* **Work to do**
Set down the full listing exactly as given. Any pictures are to be left out.

* **Provided information**
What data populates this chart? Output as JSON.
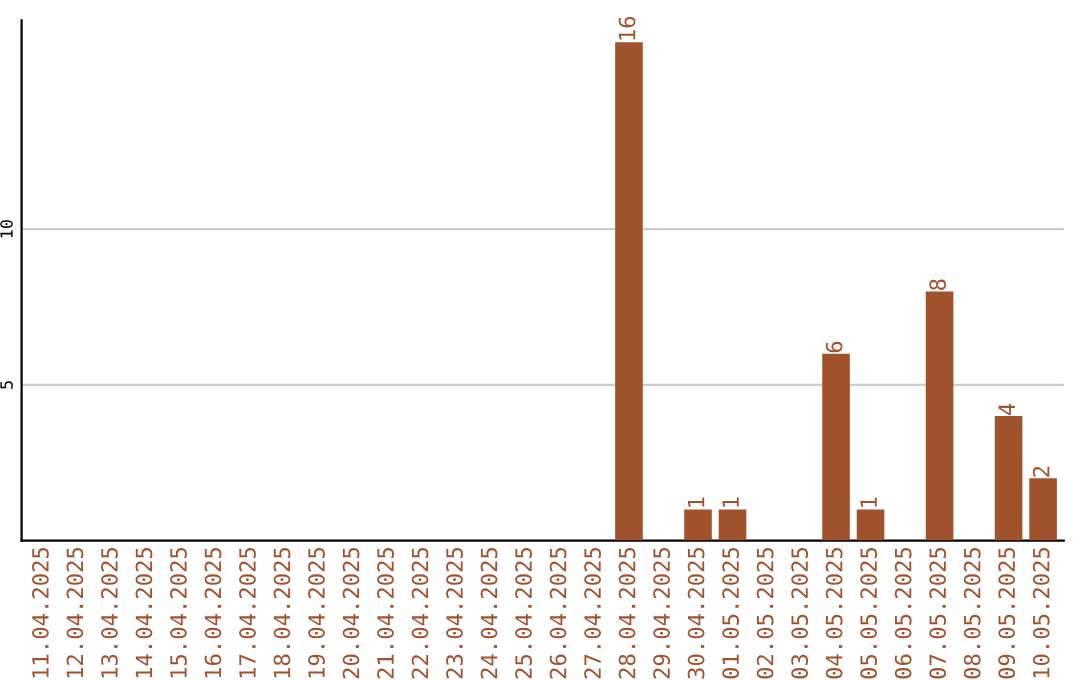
{
  "chart_data": {
    "type": "bar",
    "categories": [
      "11.04.2025",
      "12.04.2025",
      "13.04.2025",
      "14.04.2025",
      "15.04.2025",
      "16.04.2025",
      "17.04.2025",
      "18.04.2025",
      "19.04.2025",
      "20.04.2025",
      "21.04.2025",
      "22.04.2025",
      "23.04.2025",
      "24.04.2025",
      "25.04.2025",
      "26.04.2025",
      "27.04.2025",
      "28.04.2025",
      "29.04.2025",
      "30.04.2025",
      "01.05.2025",
      "02.05.2025",
      "03.05.2025",
      "04.05.2025",
      "05.05.2025",
      "06.05.2025",
      "07.05.2025",
      "08.05.2025",
      "09.05.2025",
      "10.05.2025"
    ],
    "values": [
      0,
      0,
      0,
      0,
      0,
      0,
      0,
      0,
      0,
      0,
      0,
      0,
      0,
      0,
      0,
      0,
      0,
      16,
      0,
      1,
      1,
      0,
      0,
      6,
      1,
      0,
      8,
      0,
      4,
      2
    ],
    "value_labels": [
      null,
      null,
      null,
      null,
      null,
      null,
      null,
      null,
      null,
      null,
      null,
      null,
      null,
      null,
      null,
      null,
      null,
      "16",
      null,
      "1",
      "1",
      null,
      null,
      "6",
      "1",
      null,
      "8",
      null,
      "4",
      "2"
    ],
    "color": "#a0522d",
    "ylim": [
      0,
      16.7
    ],
    "yticks": [
      5,
      10
    ],
    "grid": "y",
    "legend": false
  }
}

* **Result of this exercise**
What data populates this chart? Output as JSON.
{
  "chart_data": {
    "type": "bar",
    "categories": [
      "11.04.2025",
      "12.04.2025",
      "13.04.2025",
      "14.04.2025",
      "15.04.2025",
      "16.04.2025",
      "17.04.2025",
      "18.04.2025",
      "19.04.2025",
      "20.04.2025",
      "21.04.2025",
      "22.04.2025",
      "23.04.2025",
      "24.04.2025",
      "25.04.2025",
      "26.04.2025",
      "27.04.2025",
      "28.04.2025",
      "29.04.2025",
      "30.04.2025",
      "01.05.2025",
      "02.05.2025",
      "03.05.2025",
      "04.05.2025",
      "05.05.2025",
      "06.05.2025",
      "07.05.2025",
      "08.05.2025",
      "09.05.2025",
      "10.05.2025"
    ],
    "values": [
      0,
      0,
      0,
      0,
      0,
      0,
      0,
      0,
      0,
      0,
      0,
      0,
      0,
      0,
      0,
      0,
      0,
      16,
      0,
      1,
      1,
      0,
      0,
      6,
      1,
      0,
      8,
      0,
      4,
      2
    ],
    "value_labels": [
      null,
      null,
      null,
      null,
      null,
      null,
      null,
      null,
      null,
      null,
      null,
      null,
      null,
      null,
      null,
      null,
      null,
      "16",
      null,
      "1",
      "1",
      null,
      null,
      "6",
      "1",
      null,
      "8",
      null,
      "4",
      "2"
    ],
    "color": "#a0522d",
    "ylim": [
      0,
      16.7
    ],
    "yticks": [
      5,
      10
    ],
    "grid": "y",
    "legend": false
  }
}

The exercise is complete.